======== Information shown ========
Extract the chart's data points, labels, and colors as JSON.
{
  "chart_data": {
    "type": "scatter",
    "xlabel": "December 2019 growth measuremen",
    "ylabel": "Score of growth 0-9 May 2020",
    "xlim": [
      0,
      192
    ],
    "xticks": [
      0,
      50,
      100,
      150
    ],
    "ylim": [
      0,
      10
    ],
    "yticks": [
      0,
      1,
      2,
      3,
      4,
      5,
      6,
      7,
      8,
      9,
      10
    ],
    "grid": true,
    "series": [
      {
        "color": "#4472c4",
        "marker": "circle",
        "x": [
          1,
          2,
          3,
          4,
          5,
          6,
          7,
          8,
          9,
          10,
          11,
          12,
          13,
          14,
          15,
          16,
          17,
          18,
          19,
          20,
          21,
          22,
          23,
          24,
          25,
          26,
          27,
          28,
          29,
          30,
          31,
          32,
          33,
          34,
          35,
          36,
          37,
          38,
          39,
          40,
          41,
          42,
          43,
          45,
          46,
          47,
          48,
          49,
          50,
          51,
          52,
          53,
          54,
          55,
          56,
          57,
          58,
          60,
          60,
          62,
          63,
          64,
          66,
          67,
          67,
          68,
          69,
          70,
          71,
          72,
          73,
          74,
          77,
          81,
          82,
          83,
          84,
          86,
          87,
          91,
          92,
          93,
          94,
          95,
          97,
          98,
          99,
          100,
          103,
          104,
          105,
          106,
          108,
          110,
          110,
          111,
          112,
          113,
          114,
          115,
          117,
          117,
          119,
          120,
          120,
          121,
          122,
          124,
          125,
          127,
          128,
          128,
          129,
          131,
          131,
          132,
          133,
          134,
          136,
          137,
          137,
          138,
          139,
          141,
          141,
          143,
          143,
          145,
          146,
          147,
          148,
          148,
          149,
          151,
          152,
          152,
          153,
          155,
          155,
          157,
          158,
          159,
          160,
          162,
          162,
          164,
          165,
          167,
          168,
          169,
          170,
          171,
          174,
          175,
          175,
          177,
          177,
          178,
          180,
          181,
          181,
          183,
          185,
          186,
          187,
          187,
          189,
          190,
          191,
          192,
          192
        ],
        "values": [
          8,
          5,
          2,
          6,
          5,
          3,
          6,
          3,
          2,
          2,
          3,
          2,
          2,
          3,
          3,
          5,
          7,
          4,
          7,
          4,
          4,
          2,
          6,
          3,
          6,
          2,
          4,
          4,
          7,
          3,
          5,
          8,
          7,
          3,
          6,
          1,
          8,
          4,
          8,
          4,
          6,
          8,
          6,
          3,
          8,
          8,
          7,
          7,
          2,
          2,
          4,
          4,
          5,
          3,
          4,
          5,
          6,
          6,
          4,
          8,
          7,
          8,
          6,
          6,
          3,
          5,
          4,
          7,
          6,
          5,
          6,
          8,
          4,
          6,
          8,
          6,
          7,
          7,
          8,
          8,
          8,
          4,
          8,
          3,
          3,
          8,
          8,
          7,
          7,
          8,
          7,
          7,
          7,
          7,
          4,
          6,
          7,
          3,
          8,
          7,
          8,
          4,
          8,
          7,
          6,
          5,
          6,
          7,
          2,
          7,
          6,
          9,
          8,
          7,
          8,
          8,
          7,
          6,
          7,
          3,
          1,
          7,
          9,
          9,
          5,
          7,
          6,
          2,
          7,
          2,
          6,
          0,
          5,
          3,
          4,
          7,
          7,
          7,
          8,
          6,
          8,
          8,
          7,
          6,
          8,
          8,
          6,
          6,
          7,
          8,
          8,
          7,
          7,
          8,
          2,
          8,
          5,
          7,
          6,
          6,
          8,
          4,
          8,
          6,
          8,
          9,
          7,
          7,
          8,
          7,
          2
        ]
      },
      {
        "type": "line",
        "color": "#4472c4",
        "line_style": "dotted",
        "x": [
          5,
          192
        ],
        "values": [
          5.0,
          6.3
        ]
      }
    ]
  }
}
========
### Given exercise:
Pick out each line in the material containing "growth".

### Answer for the task:
    "xlabel": "December 2019 growth measuremen",
    "ylabel": "Score of growth 0-9 May 2020",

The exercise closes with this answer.